#### [CONSIGNE]
Rédigez la suite du texte sur le coût de la règle des 15 ans au Québec, s'il vous plaît, en reprenant juste après sa dernière phrase.

#### [TEXTE À TRAVAILLER]

Elle coûtait 30 millions de dollars aux Québécois en 2005. Son prix atteint maintenant 193 millions: les coûts de la «règle des 15 ans», l'une des pierres angulaires de la politique de soutien du gouvernement du Québec à l'industrie pharmaceutique, continuent de grimper.        



La règle de 15 ans est un engagement pris par Québec visant à encourager les entreprises pharmaceutiques qui développent de nouveaux médicaments. Elle stipule que, même si des versions génériques moins chères d'un médicament sont disponibles sur le marché, Québec continuera de rembourser aux patients la version originale pendant une période de 15 ans, même s'il se prive ainsi d'économies.

Le dernier budget Bachand indique que le coût de la mesure passera de 161,5 millions l'an dernier à 193 millions cette année.

La hausse s'explique d'abord par la baisse du prix des médicaments génériques au Québec. Une première baisse est entrée en vigueur en décembre dernier et une deuxième suivra en avril. En continuant de payer le plein prix des versions originales plutôt que ces prix réduits, Québec se prive d'économies grandissantes.

#### [DONNÉES À ANALYSER]

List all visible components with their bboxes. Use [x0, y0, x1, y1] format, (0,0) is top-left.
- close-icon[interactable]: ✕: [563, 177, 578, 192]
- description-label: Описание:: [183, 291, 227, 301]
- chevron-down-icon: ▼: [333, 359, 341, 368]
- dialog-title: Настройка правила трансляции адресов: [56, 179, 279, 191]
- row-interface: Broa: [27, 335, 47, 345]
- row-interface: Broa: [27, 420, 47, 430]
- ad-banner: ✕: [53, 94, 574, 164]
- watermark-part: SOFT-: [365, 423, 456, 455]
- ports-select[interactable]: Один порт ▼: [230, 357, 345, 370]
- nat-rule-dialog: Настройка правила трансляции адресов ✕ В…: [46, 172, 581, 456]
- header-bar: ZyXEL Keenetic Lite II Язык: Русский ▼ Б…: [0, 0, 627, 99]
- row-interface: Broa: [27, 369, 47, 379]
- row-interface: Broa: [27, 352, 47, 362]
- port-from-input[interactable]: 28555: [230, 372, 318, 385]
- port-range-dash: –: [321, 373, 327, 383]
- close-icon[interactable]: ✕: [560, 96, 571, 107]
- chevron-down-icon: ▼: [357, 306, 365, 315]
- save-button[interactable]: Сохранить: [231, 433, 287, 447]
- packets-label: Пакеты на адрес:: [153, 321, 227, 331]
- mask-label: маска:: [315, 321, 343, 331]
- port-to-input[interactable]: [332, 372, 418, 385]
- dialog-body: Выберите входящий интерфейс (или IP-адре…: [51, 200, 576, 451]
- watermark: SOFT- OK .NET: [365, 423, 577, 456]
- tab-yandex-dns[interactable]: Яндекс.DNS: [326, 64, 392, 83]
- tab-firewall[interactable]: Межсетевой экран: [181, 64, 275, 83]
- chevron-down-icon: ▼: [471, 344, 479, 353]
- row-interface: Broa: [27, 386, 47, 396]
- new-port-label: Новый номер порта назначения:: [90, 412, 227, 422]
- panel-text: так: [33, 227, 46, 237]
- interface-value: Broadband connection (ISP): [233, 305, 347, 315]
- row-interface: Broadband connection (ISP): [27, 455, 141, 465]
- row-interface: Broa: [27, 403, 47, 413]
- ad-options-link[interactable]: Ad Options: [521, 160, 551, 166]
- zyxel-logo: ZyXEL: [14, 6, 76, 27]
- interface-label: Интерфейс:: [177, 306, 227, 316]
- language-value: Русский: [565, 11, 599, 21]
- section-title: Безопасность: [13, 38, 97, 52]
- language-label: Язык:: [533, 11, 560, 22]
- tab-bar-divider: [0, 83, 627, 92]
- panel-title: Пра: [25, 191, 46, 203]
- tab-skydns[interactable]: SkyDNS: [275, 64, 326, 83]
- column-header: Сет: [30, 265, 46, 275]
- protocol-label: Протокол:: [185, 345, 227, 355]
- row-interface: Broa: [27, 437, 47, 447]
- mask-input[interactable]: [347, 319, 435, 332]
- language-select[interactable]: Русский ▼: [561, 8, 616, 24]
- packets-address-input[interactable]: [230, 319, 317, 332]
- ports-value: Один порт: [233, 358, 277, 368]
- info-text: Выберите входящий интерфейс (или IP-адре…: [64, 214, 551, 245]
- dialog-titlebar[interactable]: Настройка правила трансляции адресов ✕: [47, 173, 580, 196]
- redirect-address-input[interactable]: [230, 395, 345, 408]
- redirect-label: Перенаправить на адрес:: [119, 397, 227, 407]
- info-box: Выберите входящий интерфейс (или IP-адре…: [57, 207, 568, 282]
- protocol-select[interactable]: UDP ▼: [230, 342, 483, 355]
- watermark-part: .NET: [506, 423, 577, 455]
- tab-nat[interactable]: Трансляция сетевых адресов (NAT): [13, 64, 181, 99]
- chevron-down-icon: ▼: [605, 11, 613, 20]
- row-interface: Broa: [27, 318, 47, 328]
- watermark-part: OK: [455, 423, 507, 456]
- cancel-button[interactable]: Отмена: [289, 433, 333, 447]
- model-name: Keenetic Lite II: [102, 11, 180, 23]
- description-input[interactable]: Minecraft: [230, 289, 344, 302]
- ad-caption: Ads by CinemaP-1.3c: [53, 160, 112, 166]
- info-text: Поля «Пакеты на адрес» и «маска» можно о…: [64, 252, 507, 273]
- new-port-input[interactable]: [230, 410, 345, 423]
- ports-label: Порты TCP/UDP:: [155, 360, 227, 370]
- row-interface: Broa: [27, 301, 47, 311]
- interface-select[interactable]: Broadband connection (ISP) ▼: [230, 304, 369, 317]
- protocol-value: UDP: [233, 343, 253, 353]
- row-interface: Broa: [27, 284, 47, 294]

#### [RÉPONSE CI-DESSOUS]
L'autre coupable est le Lipitor, deuxième médicament le plus prescrit au Québec en 2010. Son brevet est venu à échéance l'an dernier au Canada et des versions génériques sont apparues sur le marché. En acceptant de continuer à rembourser la version originale, Québec se prive encore une fois d'économies qui font grimper le coût de sa mesure de soutien.

L'industrie des médicaments génériques n'a pas manqué de dénoncer ce soutien à l'industrie innovatrice, arguant que les économies réalisées par la baisse des médicaments génériques (elles atteindront 190 millions en deux ans) sont complètement plombées par le coût de la règle des 15 ans.

En 2005, un groupe de chercheurs avaient calculé que la règle des 15 ans, qui coûtait à l'époque 25 millions au gouvernement, rapportait 37 millions à Québec et était donc rentable. L'un des chercheurs avait confié l'an dernier à La Presse Affaires que l'explosion des coûts de la mesure avait fort probablement renversé ces conclusions.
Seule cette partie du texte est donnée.